Exercise brief ::
Write out the records below word for word, please.
## Start Extracted material
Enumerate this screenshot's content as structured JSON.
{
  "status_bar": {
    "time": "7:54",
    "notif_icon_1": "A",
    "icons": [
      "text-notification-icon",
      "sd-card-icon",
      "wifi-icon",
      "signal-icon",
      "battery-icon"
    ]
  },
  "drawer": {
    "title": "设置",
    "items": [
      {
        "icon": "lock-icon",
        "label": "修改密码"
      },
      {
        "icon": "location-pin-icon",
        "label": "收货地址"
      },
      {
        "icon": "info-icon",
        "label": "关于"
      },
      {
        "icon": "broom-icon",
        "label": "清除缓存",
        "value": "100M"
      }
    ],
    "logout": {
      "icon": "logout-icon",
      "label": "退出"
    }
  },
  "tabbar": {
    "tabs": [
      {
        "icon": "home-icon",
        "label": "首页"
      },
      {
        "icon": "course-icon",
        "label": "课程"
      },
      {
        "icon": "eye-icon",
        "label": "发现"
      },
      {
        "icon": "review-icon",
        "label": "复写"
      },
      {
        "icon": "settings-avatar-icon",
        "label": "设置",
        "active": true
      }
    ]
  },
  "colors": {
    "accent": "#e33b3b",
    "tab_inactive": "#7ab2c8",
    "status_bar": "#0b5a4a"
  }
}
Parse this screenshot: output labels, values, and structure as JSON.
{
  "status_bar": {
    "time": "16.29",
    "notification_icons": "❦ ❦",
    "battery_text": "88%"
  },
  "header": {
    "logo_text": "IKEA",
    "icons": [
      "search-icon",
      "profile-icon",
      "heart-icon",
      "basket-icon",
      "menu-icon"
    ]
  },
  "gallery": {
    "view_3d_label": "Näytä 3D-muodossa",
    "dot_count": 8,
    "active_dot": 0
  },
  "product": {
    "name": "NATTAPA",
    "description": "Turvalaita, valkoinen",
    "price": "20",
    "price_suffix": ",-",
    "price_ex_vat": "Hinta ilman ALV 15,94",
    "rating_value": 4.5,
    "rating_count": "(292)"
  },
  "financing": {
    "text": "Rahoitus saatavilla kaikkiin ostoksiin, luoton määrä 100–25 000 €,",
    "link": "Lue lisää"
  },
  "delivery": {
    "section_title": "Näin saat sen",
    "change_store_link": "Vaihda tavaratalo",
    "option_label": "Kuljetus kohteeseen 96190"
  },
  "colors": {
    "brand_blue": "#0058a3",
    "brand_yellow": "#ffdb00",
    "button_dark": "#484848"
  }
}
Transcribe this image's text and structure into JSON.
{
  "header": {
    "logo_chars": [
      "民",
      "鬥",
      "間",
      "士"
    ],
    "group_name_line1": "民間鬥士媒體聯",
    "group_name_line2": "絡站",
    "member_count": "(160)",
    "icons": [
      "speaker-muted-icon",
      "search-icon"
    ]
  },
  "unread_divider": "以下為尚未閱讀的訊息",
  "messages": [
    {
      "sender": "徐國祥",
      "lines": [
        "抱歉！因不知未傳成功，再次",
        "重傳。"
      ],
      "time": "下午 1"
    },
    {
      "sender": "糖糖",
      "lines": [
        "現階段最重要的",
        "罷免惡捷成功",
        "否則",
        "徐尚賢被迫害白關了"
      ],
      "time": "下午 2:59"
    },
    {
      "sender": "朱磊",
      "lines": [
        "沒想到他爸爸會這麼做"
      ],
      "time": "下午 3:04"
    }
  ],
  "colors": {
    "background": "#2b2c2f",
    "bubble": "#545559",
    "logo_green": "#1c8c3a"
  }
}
## End Extracted material
Exercise response ::
Enumerate this screenshot's content as structured JSON.
{
  "status_bar": {
    "time": "7:54",
    "notif_icon_1": "A",
    "icons": [
      "text-notification-icon",
      "sd-card-icon",
      "wifi-icon",
      "signal-icon",
      "battery-icon"
    ]
  },
  "drawer": {
    "title": "设置",
    "items": [
      {
        "icon": "lock-icon",
        "label": "修改密码"
      },
      {
        "icon": "location-pin-icon",
        "label": "收货地址"
      },
      {
        "icon": "info-icon",
        "label": "关于"
      },
      {
        "icon": "broom-icon",
        "label": "清除缓存",
        "value": "100M"
      }
    ],
    "logout": {
      "icon": "logout-icon",
      "label": "退出"
    }
  },
  "tabbar": {
    "tabs": [
      {
        "icon": "home-icon",
        "label": "首页"
      },
      {
        "icon": "course-icon",
        "label": "课程"
      },
      {
        "icon": "eye-icon",
        "label": "发现"
      },
      {
        "icon": "review-icon",
        "label": "复写"
      },
      {
        "icon": "settings-avatar-icon",
        "label": "设置",
        "active": true
      }
    ]
  },
  "colors": {
    "accent": "#e33b3b",
    "tab_inactive": "#7ab2c8",
    "status_bar": "#0b5a4a"
  }
}
Parse this screenshot: output labels, values, and structure as JSON.
{
  "status_bar": {
    "time": "16.29",
    "notification_icons": "❦ ❦",
    "battery_text": "88%"
  },
  "header": {
    "logo_text": "IKEA",
    "icons": [
      "search-icon",
      "profile-icon",
      "heart-icon",
      "basket-icon",
      "menu-icon"
    ]
  },
  "gallery": {
    "view_3d_label": "Näytä 3D-muodossa",
    "dot_count": 8,
    "active_dot": 0
  },
  "product": {
    "name": "NATTAPA",
    "description": "Turvalaita, valkoinen",
    "price": "20",
    "price_suffix": ",-",
    "price_ex_vat": "Hinta ilman ALV 15,94",
    "rating_value": 4.5,
    "rating_count": "(292)"
  },
  "financing": {
    "text": "Rahoitus saatavilla kaikkiin ostoksiin, luoton määrä 100–25 000 €,",
    "link": "Lue lisää"
  },
  "delivery": {
    "section_title": "Näin saat sen",
    "change_store_link": "Vaihda tavaratalo",
    "option_label": "Kuljetus kohteeseen 96190"
  },
  "colors": {
    "brand_blue": "#0058a3",
    "brand_yellow": "#ffdb00",
    "button_dark": "#484848"
  }
}
Transcribe this image's text and structure into JSON.
{
  "header": {
    "logo_chars": [
      "民",
      "鬥",
      "間",
      "士"
    ],
    "group_name_line1": "民間鬥士媒體聯",
    "group_name_line2": "絡站",
    "member_count": "(160)",
    "icons": [
      "speaker-muted-icon",
      "search-icon"
    ]
  },
  "unread_divider": "以下為尚未閱讀的訊息",
  "messages": [
    {
      "sender": "徐國祥",
      "lines": [
        "抱歉！因不知未傳成功，再次",
        "重傳。"
      ],
      "time": "下午 1"
    },
    {
      "sender": "糖糖",
      "lines": [
        "現階段最重要的",
        "罷免惡捷成功",
        "否則",
        "徐尚賢被迫害白關了"
      ],
      "time": "下午 2:59"
    },
    {
      "sender": "朱磊",
      "lines": [
        "沒想到他爸爸會這麼做"
      ],
      "time": "下午 3:04"
    }
  ],
  "colors": {
    "background": "#2b2c2f",
    "bubble": "#545559",
    "logo_green": "#1c8c3a"
  }
}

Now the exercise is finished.